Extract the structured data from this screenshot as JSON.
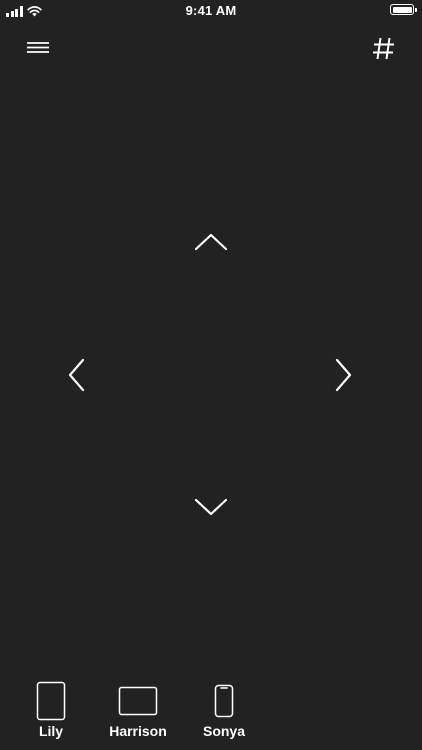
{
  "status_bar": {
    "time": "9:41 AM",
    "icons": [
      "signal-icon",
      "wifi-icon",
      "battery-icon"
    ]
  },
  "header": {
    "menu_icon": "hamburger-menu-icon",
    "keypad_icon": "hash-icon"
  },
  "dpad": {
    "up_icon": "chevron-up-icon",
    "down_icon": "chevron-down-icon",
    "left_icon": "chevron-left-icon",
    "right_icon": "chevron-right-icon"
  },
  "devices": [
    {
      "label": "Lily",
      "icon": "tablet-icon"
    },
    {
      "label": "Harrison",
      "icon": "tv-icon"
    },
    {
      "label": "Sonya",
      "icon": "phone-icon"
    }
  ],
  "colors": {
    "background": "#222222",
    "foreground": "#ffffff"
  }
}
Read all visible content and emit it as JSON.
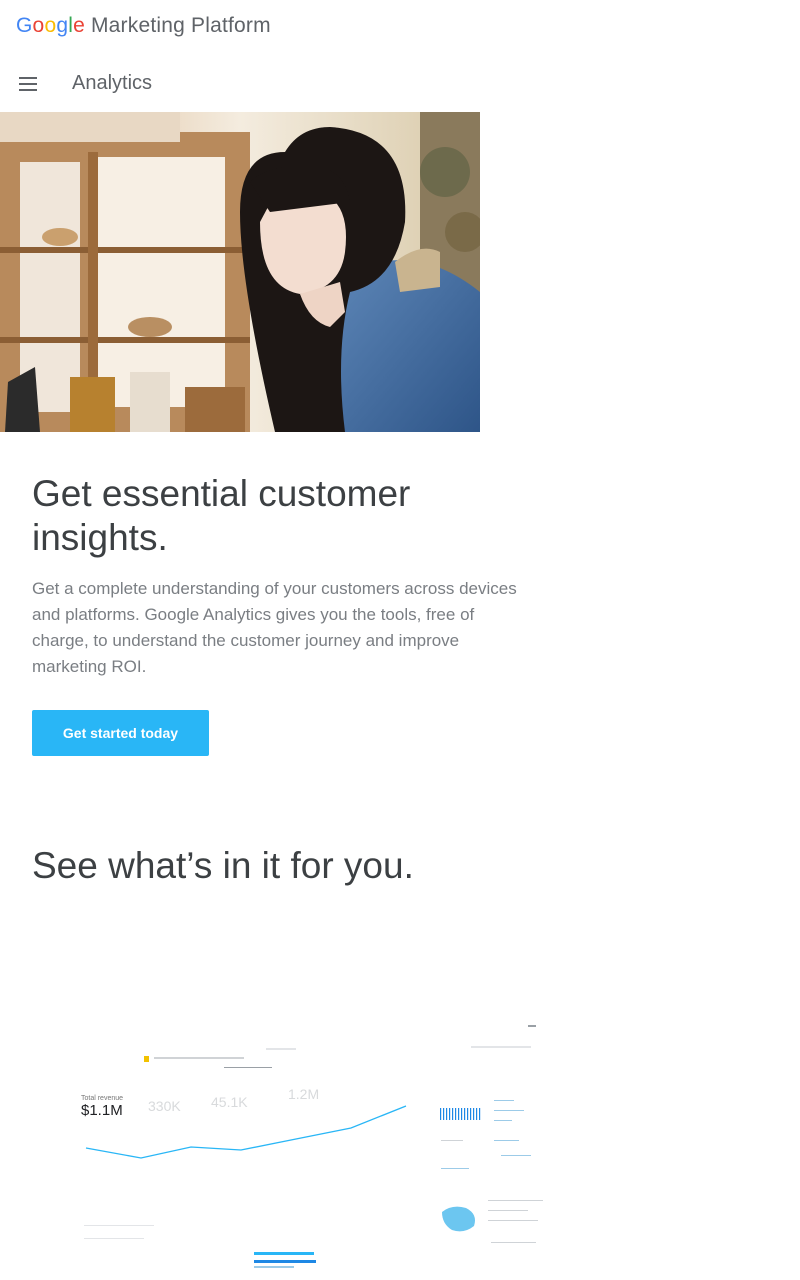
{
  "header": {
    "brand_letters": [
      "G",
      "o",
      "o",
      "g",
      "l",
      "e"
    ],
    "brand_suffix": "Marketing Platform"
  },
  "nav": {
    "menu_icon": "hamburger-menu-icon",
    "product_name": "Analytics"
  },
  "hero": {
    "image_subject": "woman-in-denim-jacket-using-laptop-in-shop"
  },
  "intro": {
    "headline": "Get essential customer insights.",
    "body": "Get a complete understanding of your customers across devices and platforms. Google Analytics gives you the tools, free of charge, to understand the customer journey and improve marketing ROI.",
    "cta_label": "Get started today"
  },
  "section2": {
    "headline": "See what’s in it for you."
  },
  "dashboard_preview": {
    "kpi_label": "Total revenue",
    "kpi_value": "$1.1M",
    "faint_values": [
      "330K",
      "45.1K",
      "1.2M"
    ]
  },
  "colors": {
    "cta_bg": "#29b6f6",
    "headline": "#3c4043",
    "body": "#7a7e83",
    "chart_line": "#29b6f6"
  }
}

┄┄┄┄┄┄

### Task prompt:
Pull every line containing the word "body" out of the material and copy it.

### Solution:
    "body": "Get a complete understanding of your customers across devices and platforms. Google Analytics gives you the tools, free of charge, to understand the customer journey and improve marketing ROI.",
    "body": "#7a7e83",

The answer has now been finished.